Exercise brief:
Each record below should appear again exactly as written.

** Start of Dataset entries **

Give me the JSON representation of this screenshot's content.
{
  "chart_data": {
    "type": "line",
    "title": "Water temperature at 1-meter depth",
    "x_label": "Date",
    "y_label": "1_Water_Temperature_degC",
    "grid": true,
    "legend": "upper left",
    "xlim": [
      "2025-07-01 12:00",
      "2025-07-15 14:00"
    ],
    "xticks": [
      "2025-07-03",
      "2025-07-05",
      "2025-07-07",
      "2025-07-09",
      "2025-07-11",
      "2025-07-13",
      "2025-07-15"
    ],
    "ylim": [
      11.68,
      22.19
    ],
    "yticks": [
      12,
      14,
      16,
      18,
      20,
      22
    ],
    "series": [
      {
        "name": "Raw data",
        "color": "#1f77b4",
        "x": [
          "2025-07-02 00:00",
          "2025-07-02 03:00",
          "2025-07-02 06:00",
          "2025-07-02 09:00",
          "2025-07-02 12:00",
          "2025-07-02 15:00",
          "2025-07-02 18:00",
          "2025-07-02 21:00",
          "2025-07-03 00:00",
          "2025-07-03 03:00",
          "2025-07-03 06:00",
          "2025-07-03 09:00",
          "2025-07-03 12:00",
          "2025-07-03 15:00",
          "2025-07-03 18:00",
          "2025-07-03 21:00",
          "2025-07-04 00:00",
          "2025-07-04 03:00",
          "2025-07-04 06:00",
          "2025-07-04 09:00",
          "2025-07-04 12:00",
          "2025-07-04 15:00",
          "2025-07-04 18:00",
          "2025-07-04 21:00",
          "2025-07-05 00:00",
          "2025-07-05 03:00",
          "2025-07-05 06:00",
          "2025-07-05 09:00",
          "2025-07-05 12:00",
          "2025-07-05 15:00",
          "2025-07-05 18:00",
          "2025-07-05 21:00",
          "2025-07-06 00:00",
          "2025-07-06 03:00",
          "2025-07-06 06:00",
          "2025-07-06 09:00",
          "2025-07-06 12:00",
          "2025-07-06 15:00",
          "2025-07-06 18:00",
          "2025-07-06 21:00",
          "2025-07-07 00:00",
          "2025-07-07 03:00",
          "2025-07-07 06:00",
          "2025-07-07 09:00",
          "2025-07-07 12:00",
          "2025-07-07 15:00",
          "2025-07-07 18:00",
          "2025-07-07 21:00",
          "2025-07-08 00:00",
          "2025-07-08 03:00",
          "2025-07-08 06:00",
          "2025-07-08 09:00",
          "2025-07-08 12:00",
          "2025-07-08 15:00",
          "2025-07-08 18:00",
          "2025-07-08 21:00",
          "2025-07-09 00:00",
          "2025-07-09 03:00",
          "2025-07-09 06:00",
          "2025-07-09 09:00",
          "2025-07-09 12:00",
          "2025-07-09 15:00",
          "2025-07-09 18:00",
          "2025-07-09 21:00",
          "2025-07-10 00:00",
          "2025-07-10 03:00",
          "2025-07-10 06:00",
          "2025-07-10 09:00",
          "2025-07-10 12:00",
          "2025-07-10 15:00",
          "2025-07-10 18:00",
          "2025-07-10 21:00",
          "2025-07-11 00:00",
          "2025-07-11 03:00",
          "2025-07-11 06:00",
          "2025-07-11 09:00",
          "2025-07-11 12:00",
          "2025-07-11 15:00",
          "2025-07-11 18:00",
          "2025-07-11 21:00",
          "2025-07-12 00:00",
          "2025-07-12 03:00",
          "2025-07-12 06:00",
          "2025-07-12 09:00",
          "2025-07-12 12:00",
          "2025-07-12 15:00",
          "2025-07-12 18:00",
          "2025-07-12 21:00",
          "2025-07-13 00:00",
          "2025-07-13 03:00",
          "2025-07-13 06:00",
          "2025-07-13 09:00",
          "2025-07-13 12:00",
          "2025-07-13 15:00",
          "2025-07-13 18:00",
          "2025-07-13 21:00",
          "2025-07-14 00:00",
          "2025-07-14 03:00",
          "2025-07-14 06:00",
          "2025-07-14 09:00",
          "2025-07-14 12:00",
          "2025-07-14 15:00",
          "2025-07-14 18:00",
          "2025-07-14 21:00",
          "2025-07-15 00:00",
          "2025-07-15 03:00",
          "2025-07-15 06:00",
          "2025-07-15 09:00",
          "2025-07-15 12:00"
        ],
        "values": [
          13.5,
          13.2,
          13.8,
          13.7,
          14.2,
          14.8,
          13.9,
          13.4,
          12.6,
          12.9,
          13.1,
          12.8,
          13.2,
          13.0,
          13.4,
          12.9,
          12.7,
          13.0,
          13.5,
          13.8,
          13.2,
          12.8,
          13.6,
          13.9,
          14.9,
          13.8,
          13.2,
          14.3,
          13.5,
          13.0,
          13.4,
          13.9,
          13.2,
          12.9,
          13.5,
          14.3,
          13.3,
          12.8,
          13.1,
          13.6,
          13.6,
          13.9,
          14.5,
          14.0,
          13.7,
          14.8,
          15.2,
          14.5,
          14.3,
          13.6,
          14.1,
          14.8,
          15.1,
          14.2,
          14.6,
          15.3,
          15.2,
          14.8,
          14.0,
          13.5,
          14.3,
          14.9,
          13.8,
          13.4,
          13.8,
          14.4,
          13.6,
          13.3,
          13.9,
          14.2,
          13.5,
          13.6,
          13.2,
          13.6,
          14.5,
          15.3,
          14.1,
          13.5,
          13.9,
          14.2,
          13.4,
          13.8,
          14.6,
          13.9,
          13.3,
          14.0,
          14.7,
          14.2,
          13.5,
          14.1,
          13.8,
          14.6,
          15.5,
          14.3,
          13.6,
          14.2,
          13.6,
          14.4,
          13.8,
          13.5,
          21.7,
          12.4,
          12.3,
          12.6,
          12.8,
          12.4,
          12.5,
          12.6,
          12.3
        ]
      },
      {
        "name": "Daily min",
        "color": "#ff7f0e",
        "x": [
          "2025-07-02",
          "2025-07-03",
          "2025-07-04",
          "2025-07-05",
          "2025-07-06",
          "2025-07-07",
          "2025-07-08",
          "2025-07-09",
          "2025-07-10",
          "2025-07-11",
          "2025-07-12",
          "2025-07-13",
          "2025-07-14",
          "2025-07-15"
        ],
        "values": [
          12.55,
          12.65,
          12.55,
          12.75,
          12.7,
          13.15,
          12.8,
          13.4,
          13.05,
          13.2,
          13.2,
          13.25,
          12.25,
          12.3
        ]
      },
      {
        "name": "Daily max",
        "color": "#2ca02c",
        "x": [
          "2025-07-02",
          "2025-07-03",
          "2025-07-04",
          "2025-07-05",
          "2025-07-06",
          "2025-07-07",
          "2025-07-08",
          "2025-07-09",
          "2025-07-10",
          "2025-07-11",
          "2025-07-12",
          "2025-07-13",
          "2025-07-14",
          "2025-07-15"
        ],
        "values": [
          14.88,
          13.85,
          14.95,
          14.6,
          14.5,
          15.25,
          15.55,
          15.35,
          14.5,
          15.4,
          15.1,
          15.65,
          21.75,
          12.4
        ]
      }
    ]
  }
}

** End of Dataset entries **

Exercise solution:
Give me the JSON representation of this screenshot's content.
{
  "chart_data": {
    "type": "line",
    "title": "Water temperature at 1-meter depth",
    "x_label": "Date",
    "y_label": "1_Water_Temperature_degC",
    "grid": true,
    "legend": "upper left",
    "xlim": [
      "2025-07-01 12:00",
      "2025-07-15 14:00"
    ],
    "xticks": [
      "2025-07-03",
      "2025-07-05",
      "2025-07-07",
      "2025-07-09",
      "2025-07-11",
      "2025-07-13",
      "2025-07-15"
    ],
    "ylim": [
      11.68,
      22.19
    ],
    "yticks": [
      12,
      14,
      16,
      18,
      20,
      22
    ],
    "series": [
      {
        "name": "Raw data",
        "color": "#1f77b4",
        "x": [
          "2025-07-02 00:00",
          "2025-07-02 03:00",
          "2025-07-02 06:00",
          "2025-07-02 09:00",
          "2025-07-02 12:00",
          "2025-07-02 15:00",
          "2025-07-02 18:00",
          "2025-07-02 21:00",
          "2025-07-03 00:00",
          "2025-07-03 03:00",
          "2025-07-03 06:00",
          "2025-07-03 09:00",
          "2025-07-03 12:00",
          "2025-07-03 15:00",
          "2025-07-03 18:00",
          "2025-07-03 21:00",
          "2025-07-04 00:00",
          "2025-07-04 03:00",
          "2025-07-04 06:00",
          "2025-07-04 09:00",
          "2025-07-04 12:00",
          "2025-07-04 15:00",
          "2025-07-04 18:00",
          "2025-07-04 21:00",
          "2025-07-05 00:00",
          "2025-07-05 03:00",
          "2025-07-05 06:00",
          "2025-07-05 09:00",
          "2025-07-05 12:00",
          "2025-07-05 15:00",
          "2025-07-05 18:00",
          "2025-07-05 21:00",
          "2025-07-06 00:00",
          "2025-07-06 03:00",
          "2025-07-06 06:00",
          "2025-07-06 09:00",
          "2025-07-06 12:00",
          "2025-07-06 15:00",
          "2025-07-06 18:00",
          "2025-07-06 21:00",
          "2025-07-07 00:00",
          "2025-07-07 03:00",
          "2025-07-07 06:00",
          "2025-07-07 09:00",
          "2025-07-07 12:00",
          "2025-07-07 15:00",
          "2025-07-07 18:00",
          "2025-07-07 21:00",
          "2025-07-08 00:00",
          "2025-07-08 03:00",
          "2025-07-08 06:00",
          "2025-07-08 09:00",
          "2025-07-08 12:00",
          "2025-07-08 15:00",
          "2025-07-08 18:00",
          "2025-07-08 21:00",
          "2025-07-09 00:00",
          "2025-07-09 03:00",
          "2025-07-09 06:00",
          "2025-07-09 09:00",
          "2025-07-09 12:00",
          "2025-07-09 15:00",
          "2025-07-09 18:00",
          "2025-07-09 21:00",
          "2025-07-10 00:00",
          "2025-07-10 03:00",
          "2025-07-10 06:00",
          "2025-07-10 09:00",
          "2025-07-10 12:00",
          "2025-07-10 15:00",
          "2025-07-10 18:00",
          "2025-07-10 21:00",
          "2025-07-11 00:00",
          "2025-07-11 03:00",
          "2025-07-11 06:00",
          "2025-07-11 09:00",
          "2025-07-11 12:00",
          "2025-07-11 15:00",
          "2025-07-11 18:00",
          "2025-07-11 21:00",
          "2025-07-12 00:00",
          "2025-07-12 03:00",
          "2025-07-12 06:00",
          "2025-07-12 09:00",
          "2025-07-12 12:00",
          "2025-07-12 15:00",
          "2025-07-12 18:00",
          "2025-07-12 21:00",
          "2025-07-13 00:00",
          "2025-07-13 03:00",
          "2025-07-13 06:00",
          "2025-07-13 09:00",
          "2025-07-13 12:00",
          "2025-07-13 15:00",
          "2025-07-13 18:00",
          "2025-07-13 21:00",
          "2025-07-14 00:00",
          "2025-07-14 03:00",
          "2025-07-14 06:00",
          "2025-07-14 09:00",
          "2025-07-14 12:00",
          "2025-07-14 15:00",
          "2025-07-14 18:00",
          "2025-07-14 21:00",
          "2025-07-15 00:00",
          "2025-07-15 03:00",
          "2025-07-15 06:00",
          "2025-07-15 09:00",
          "2025-07-15 12:00"
        ],
        "values": [
          13.5,
          13.2,
          13.8,
          13.7,
          14.2,
          14.8,
          13.9,
          13.4,
          12.6,
          12.9,
          13.1,
          12.8,
          13.2,
          13.0,
          13.4,
          12.9,
          12.7,
          13.0,
          13.5,
          13.8,
          13.2,
          12.8,
          13.6,
          13.9,
          14.9,
          13.8,
          13.2,
          14.3,
          13.5,
          13.0,
          13.4,
          13.9,
          13.2,
          12.9,
          13.5,
          14.3,
          13.3,
          12.8,
          13.1,
          13.6,
          13.6,
          13.9,
          14.5,
          14.0,
          13.7,
          14.8,
          15.2,
          14.5,
          14.3,
          13.6,
          14.1,
          14.8,
          15.1,
          14.2,
          14.6,
          15.3,
          15.2,
          14.8,
          14.0,
          13.5,
          14.3,
          14.9,
          13.8,
          13.4,
          13.8,
          14.4,
          13.6,
          13.3,
          13.9,
          14.2,
          13.5,
          13.6,
          13.2,
          13.6,
          14.5,
          15.3,
          14.1,
          13.5,
          13.9,
          14.2,
          13.4,
          13.8,
          14.6,
          13.9,
          13.3,
          14.0,
          14.7,
          14.2,
          13.5,
          14.1,
          13.8,
          14.6,
          15.5,
          14.3,
          13.6,
          14.2,
          13.6,
          14.4,
          13.8,
          13.5,
          21.7,
          12.4,
          12.3,
          12.6,
          12.8,
          12.4,
          12.5,
          12.6,
          12.3
        ]
      },
      {
        "name": "Daily min",
        "color": "#ff7f0e",
        "x": [
          "2025-07-02",
          "2025-07-03",
          "2025-07-04",
          "2025-07-05",
          "2025-07-06",
          "2025-07-07",
          "2025-07-08",
          "2025-07-09",
          "2025-07-10",
          "2025-07-11",
          "2025-07-12",
          "2025-07-13",
          "2025-07-14",
          "2025-07-15"
        ],
        "values": [
          12.55,
          12.65,
          12.55,
          12.75,
          12.7,
          13.15,
          12.8,
          13.4,
          13.05,
          13.2,
          13.2,
          13.25,
          12.25,
          12.3
        ]
      },
      {
        "name": "Daily max",
        "color": "#2ca02c",
        "x": [
          "2025-07-02",
          "2025-07-03",
          "2025-07-04",
          "2025-07-05",
          "2025-07-06",
          "2025-07-07",
          "2025-07-08",
          "2025-07-09",
          "2025-07-10",
          "2025-07-11",
          "2025-07-12",
          "2025-07-13",
          "2025-07-14",
          "2025-07-15"
        ],
        "values": [
          14.88,
          13.85,
          14.95,
          14.6,
          14.5,
          15.25,
          15.55,
          15.35,
          14.5,
          15.4,
          15.1,
          15.65,
          21.75,
          12.4
        ]
      }
    ]
  }
}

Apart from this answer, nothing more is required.